Start of Listing
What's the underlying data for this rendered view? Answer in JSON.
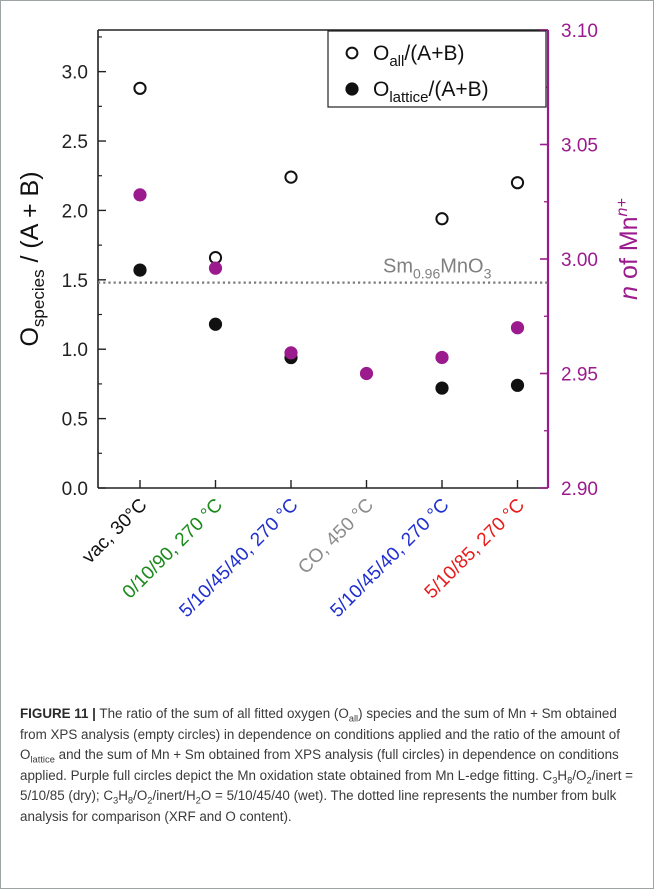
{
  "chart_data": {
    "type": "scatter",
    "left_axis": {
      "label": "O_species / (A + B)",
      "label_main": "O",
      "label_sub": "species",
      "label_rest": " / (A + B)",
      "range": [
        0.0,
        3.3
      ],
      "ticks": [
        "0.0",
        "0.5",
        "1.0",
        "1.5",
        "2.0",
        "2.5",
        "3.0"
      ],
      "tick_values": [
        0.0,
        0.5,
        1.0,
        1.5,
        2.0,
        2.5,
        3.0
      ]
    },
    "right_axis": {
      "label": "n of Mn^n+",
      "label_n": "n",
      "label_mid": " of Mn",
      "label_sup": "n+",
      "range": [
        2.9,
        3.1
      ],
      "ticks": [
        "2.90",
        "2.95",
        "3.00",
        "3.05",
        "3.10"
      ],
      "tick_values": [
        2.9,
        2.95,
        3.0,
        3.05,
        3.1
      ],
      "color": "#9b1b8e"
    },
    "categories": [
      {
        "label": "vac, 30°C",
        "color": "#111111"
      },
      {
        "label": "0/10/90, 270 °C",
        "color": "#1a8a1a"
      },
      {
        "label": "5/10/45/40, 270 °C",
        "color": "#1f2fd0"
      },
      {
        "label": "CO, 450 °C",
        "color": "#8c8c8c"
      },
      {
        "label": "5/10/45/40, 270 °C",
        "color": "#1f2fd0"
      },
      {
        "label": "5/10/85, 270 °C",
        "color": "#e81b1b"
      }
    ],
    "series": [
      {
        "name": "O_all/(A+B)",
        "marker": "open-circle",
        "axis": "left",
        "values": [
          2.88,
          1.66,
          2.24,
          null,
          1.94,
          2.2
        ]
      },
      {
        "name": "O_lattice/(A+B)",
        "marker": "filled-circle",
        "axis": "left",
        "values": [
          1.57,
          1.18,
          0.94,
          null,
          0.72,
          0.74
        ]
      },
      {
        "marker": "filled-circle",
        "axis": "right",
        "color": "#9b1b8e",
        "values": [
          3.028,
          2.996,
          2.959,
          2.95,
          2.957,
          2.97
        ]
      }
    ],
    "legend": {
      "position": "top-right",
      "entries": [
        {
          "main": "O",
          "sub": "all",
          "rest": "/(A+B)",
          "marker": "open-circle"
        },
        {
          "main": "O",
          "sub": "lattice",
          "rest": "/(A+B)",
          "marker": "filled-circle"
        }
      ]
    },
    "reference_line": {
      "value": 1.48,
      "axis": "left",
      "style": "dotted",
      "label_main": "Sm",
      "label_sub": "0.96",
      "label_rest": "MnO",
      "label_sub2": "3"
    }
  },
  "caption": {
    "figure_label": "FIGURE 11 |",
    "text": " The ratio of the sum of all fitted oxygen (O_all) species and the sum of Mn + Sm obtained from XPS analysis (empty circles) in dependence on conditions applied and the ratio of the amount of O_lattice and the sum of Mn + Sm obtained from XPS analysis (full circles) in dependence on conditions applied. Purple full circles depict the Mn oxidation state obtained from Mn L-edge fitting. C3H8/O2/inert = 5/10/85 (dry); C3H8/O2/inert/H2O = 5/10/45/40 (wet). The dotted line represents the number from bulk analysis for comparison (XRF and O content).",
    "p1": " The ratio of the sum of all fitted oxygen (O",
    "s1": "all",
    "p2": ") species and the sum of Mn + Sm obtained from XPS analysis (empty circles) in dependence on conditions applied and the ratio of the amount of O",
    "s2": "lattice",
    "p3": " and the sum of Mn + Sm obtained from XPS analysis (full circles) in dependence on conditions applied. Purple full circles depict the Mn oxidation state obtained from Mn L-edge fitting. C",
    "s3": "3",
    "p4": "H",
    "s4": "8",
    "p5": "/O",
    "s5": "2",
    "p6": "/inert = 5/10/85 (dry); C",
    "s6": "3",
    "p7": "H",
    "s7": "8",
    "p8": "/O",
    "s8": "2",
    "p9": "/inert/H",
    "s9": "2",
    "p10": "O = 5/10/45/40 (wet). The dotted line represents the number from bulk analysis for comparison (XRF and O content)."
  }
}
End of Listing
Start of Listing
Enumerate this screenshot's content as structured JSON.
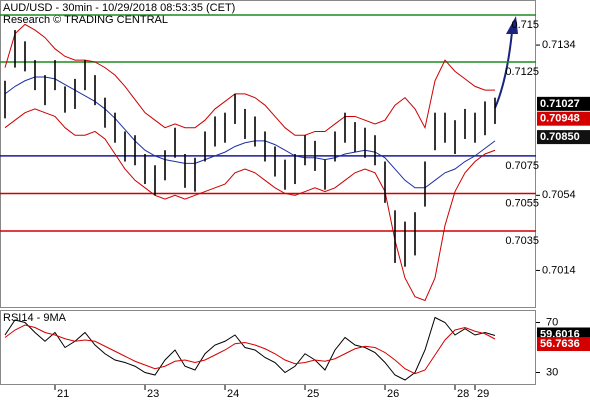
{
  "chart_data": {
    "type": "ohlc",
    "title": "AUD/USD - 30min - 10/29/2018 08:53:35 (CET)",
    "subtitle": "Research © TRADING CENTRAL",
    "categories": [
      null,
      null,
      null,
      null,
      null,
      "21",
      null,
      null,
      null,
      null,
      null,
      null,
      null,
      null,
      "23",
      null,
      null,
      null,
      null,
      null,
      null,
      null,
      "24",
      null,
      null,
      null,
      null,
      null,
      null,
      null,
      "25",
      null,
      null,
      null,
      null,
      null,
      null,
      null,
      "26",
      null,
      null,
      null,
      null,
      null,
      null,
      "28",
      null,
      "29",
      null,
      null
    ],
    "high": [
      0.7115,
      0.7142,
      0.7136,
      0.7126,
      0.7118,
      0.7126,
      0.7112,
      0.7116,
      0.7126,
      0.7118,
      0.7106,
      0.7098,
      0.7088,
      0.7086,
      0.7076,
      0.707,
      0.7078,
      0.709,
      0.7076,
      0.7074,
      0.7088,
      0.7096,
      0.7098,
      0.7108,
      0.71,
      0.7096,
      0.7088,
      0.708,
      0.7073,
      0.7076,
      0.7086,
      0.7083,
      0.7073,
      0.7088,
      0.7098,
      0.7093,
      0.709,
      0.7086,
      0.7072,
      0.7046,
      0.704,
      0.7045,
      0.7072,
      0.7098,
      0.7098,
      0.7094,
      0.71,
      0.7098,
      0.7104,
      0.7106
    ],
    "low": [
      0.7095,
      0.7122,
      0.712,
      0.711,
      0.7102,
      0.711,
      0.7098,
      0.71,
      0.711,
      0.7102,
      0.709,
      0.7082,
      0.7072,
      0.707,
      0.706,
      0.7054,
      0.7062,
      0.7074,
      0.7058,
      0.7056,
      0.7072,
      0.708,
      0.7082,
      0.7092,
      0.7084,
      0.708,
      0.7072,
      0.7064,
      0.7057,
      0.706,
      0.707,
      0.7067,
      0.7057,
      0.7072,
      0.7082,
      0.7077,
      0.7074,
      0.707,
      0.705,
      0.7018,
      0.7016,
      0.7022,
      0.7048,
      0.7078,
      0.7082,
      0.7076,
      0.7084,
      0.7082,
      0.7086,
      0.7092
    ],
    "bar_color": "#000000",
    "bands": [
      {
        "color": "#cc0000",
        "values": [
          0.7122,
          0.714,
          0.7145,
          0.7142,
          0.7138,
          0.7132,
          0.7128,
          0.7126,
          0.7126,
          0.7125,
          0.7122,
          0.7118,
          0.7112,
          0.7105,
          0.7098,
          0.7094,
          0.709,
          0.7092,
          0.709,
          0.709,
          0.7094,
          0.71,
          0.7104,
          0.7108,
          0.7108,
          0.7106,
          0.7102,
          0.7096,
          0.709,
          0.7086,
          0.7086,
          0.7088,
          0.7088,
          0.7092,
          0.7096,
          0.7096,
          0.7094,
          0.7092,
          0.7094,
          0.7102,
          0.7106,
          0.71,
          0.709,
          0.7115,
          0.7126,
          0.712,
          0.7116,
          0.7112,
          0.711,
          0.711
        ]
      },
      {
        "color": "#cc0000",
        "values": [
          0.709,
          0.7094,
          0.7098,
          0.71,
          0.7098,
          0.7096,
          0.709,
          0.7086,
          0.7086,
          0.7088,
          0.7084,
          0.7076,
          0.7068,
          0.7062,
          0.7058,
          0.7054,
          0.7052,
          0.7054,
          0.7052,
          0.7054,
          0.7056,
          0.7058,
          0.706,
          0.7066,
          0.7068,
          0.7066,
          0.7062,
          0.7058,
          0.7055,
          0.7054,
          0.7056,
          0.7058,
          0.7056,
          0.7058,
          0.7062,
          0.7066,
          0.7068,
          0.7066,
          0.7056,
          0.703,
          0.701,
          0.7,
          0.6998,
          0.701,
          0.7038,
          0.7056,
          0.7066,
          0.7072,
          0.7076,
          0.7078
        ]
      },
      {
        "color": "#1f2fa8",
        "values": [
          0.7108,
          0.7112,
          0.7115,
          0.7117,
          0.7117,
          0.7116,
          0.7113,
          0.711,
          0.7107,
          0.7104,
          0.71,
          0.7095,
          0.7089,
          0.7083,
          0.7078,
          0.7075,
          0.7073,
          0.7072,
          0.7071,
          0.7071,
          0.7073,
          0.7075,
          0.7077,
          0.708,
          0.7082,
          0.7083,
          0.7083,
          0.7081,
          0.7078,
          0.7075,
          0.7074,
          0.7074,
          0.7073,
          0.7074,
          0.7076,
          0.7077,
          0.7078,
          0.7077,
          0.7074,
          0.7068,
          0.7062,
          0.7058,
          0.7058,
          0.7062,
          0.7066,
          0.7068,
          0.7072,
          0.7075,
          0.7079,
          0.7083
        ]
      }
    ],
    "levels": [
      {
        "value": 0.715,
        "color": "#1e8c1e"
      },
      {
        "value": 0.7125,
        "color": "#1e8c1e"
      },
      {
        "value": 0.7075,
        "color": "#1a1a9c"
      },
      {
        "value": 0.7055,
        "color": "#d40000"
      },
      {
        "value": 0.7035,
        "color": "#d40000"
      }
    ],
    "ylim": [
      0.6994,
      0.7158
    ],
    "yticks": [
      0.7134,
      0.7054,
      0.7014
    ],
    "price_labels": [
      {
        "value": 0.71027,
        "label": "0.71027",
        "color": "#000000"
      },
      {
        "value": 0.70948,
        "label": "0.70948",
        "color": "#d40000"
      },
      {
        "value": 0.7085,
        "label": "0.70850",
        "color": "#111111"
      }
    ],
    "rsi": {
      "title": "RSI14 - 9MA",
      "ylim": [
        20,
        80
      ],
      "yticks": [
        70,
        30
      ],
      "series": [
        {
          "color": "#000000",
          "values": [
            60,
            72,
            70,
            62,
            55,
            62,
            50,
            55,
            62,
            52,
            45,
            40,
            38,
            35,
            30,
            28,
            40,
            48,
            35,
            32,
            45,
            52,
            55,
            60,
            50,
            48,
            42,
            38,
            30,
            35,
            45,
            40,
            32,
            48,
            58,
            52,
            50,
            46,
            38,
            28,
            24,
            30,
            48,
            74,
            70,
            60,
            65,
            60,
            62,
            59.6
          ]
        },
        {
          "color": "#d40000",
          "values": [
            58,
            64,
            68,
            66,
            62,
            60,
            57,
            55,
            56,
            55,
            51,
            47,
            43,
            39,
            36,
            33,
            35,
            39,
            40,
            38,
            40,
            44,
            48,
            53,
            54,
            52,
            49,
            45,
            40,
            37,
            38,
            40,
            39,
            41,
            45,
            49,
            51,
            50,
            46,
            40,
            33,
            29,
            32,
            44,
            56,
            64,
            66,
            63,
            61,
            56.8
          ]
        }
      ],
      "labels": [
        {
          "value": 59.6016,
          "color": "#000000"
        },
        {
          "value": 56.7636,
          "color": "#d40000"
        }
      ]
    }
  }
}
End of Listing
* [The task]
Exactly how many lines of the material contain the word "ratio"? Write the number alone.

* [Completed exercise]
3